WHAT IS ASKED: Go through the material below and copy all lines with "title".

_ _ _ _ _

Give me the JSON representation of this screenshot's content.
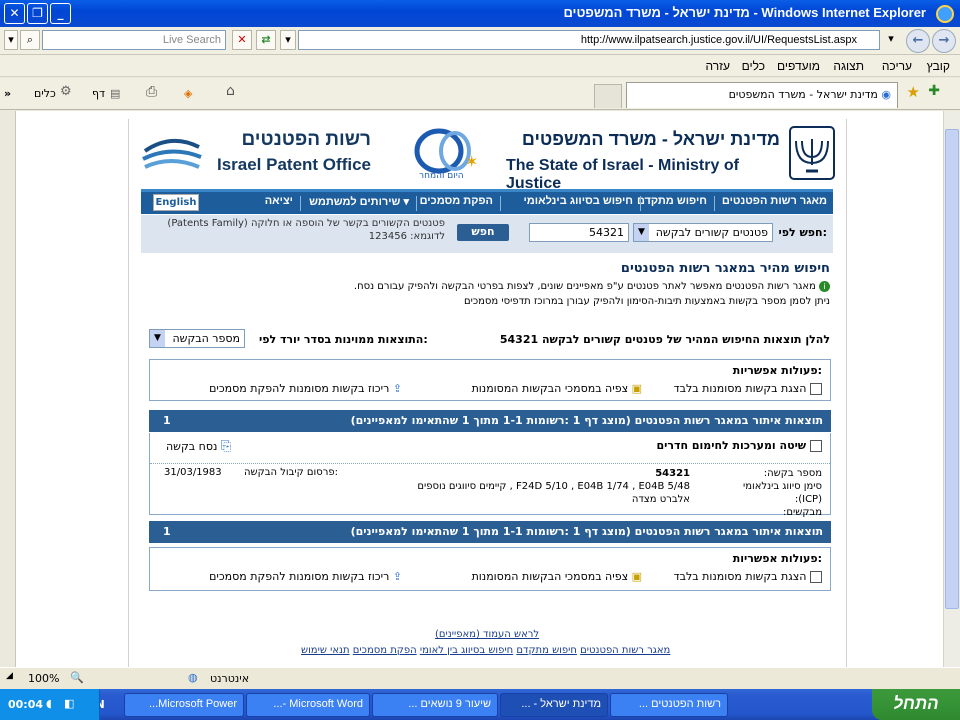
{
  "window": {
    "title": "Windows Internet Explorer - מדינת ישראל - משרד המשפטים",
    "min": "_",
    "max": "❐",
    "close": "✕"
  },
  "addressbar": {
    "url": "http://www.ilpatsearch.justice.gov.il/UI/RequestsList.aspx",
    "live_search_placeholder": "Live Search"
  },
  "menu": {
    "items": [
      "קובץ",
      "עריכה",
      "תצוגה",
      "מועדפים",
      "כלים",
      "עזרה"
    ]
  },
  "tabs": {
    "active_label": "מדינת ישראל - משרד המשפטים"
  },
  "toolbar": {
    "page": "דף",
    "tools": "כלים",
    "more": "»"
  },
  "header": {
    "ipo_heb": "רשות הפטנטים",
    "ipo_eng": "Israel Patent Office",
    "moj_heb": "מדינת ישראל - משרד המשפטים",
    "moj_eng": "The State of Israel - Ministry of Justice",
    "anniv_text": "היום והמחר"
  },
  "nav": {
    "items": [
      "מאגר רשות הפטנטים",
      "חיפוש מתקדם",
      "חיפוש בסיווג בינלאומי",
      "הפקת מסמכים",
      "שירותים למשתמש ▾",
      "יציאה"
    ],
    "english": "English"
  },
  "search": {
    "label": "חפש לפי:",
    "select_value": "פטנטים קשורים לבקשה",
    "input_value": "54321",
    "button": "חפש",
    "hint_line1": "פטנטים הקשורים בקשר של הוספה או חלוקה (Patents Family)",
    "hint_line2": "לדוגמא: 123456"
  },
  "quick": {
    "title": "חיפוש מהיר במאגר רשות הפטנטים",
    "info1": "מאגר רשות הפטנטים מאפשר לאתר פטנטים ע\"פ מאפיינים שונים, לצפות בפרטי הבקשה ולהפיק עבורם נסח.",
    "info2": "ניתן לסמן מספר בקשות באמצעות תיבות-הסימון ולהפיק עבורן במרוכז תדפיסי מסמכים"
  },
  "results_header": {
    "text": "להלן תוצאות החיפוש המהיר של פטנטים קשורים לבקשה",
    "number": "54321",
    "sort_label": "התוצאות ממוינות בסדר יורד לפי:",
    "sort_value": "מספר הבקשה"
  },
  "options": {
    "title": "פעולות אפשריות:",
    "show_marked": "הצגת בקשות מסומנות בלבד",
    "view_docs": "צפיה במסמכי הבקשות המסומנות",
    "gather_docs": "ריכוז בקשות מסומנות להפקת מסמכים"
  },
  "results_bar": {
    "text": "תוצאות איתור במאגר רשות הפטנטים (מוצג דף 1 :רשומות 1-1 מתוך 1 שהתאימו למאפיינים)",
    "page": "1"
  },
  "record": {
    "title": "שיטה ומערכות לחימום חדרים",
    "nesach": "נסח בקשה",
    "app_no_label": "מספר בקשה:",
    "app_no": "54321",
    "icp_label": "סימן סיווג בינלאומי (ICP):",
    "icp": "F24D 5/10 , E04B 1/74 , E04B 5/48 , קיימים סיווגים נוספים",
    "applicants_label": "מבקשים:",
    "applicant": "אלברט מצדה",
    "pub_label": "פרסום קיבול הבקשה:",
    "pub_date": "31/03/1983"
  },
  "footer": {
    "top_link": "לראש העמוד (מאפיינים)",
    "links": [
      "מאגר רשות הפטנטים",
      "חיפוש מתקדם",
      "חיפוש בסיווג בין לאומי",
      "הפקת מסמכים",
      "תנאי שימוש"
    ]
  },
  "status": {
    "zone": "אינטרנט",
    "zoom": "100%"
  },
  "taskbar": {
    "start": "התחל",
    "buttons": [
      "רשות הפטנטים ...",
      "מדינת ישראל - ...",
      "שיעור 9 נושאים ...",
      "Microsoft Word -...",
      "Microsoft Power..."
    ],
    "lang": "EN",
    "clock": "00:04"
  }
}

_ _ _ _ _

CORRECT OUTPUT:
    "title": "Windows Internet Explorer - מדינת ישראל - משרד המשפטים",
    "title": "חיפוש מהיר במאגר רשות הפטנטים",
    "title": "פעולות אפשריות:",
    "title": "שיטה ומערכות לחימום חדרים",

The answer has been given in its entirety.